======== INPUT
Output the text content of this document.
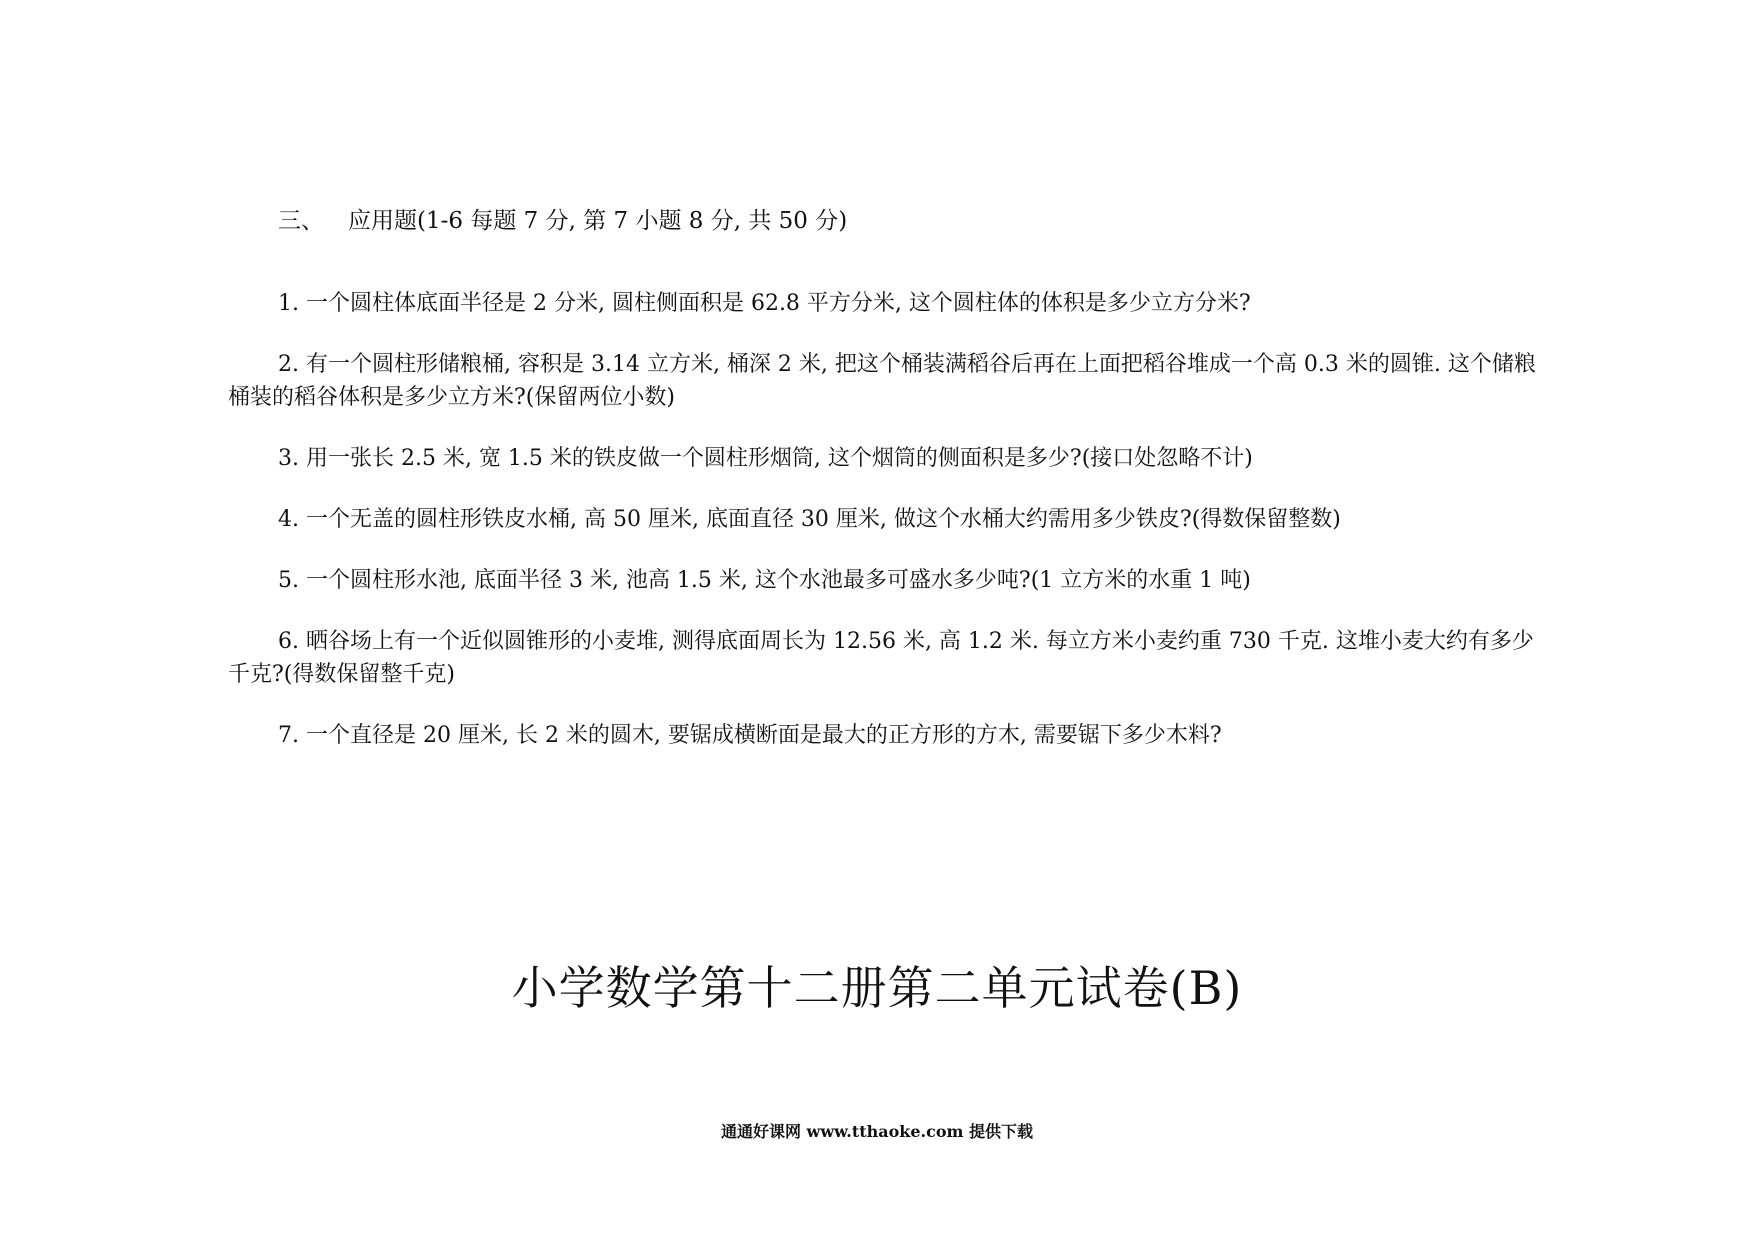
三、 应用题(1-6 每题 7 分, 第 7 小题 8 分, 共 50 分)

1. 一个圆柱体底面半径是 2 分米, 圆柱侧面积是 62.8 平方分米, 这个圆柱体的体积是多少立方分米?

2. 有一个圆柱形储粮桶, 容积是 3.14 立方米, 桶深 2 米, 把这个桶装满稻谷后再在上面把稻谷堆成一个高 0.3 米的圆锥. 这个储粮桶装的稻谷体积是多少立方米?(保留两位小数)

3. 用一张长 2.5 米, 宽 1.5 米的铁皮做一个圆柱形烟筒, 这个烟筒的侧面积是多少?(接口处忽略不计)

4. 一个无盖的圆柱形铁皮水桶, 高 50 厘米, 底面直径 30 厘米, 做这个水桶大约需用多少铁皮?(得数保留整数)

5. 一个圆柱形水池, 底面半径 3 米, 池高 1.5 米, 这个水池最多可盛水多少吨?(1 立方米的水重 1 吨)

6. 晒谷场上有一个近似圆锥形的小麦堆, 测得底面周长为 12.56 米, 高 1.2 米. 每立方米小麦约重 730 千克. 这堆小麦大约有多少千克?(得数保留整千克)

7. 一个直径是 20 厘米, 长 2 米的圆木, 要锯成横断面是最大的正方形的方木, 需要锯下多少木料?

小学数学第十二册第二单元试卷(B)
通通好课网 www.tthaoke.com 提供下载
================
**YOUR GOAL:**
Without the pictures, restate each entry exactly.

**CORRECT RESULT:**
Output the text content of this document.
三、 应用题(1-6 每题 7 分, 第 7 小题 8 分, 共 50 分)

1. 一个圆柱体底面半径是 2 分米, 圆柱侧面积是 62.8 平方分米, 这个圆柱体的体积是多少立方分米?

2. 有一个圆柱形储粮桶, 容积是 3.14 立方米, 桶深 2 米, 把这个桶装满稻谷后再在上面把稻谷堆成一个高 0.3 米的圆锥. 这个储粮桶装的稻谷体积是多少立方米?(保留两位小数)

3. 用一张长 2.5 米, 宽 1.5 米的铁皮做一个圆柱形烟筒, 这个烟筒的侧面积是多少?(接口处忽略不计)

4. 一个无盖的圆柱形铁皮水桶, 高 50 厘米, 底面直径 30 厘米, 做这个水桶大约需用多少铁皮?(得数保留整数)

5. 一个圆柱形水池, 底面半径 3 米, 池高 1.5 米, 这个水池最多可盛水多少吨?(1 立方米的水重 1 吨)

6. 晒谷场上有一个近似圆锥形的小麦堆, 测得底面周长为 12.56 米, 高 1.2 米. 每立方米小麦约重 730 千克. 这堆小麦大约有多少千克?(得数保留整千克)

7. 一个直径是 20 厘米, 长 2 米的圆木, 要锯成横断面是最大的正方形的方木, 需要锯下多少木料?

小学数学第十二册第二单元试卷(B)
通通好课网 www.tthaoke.com 提供下载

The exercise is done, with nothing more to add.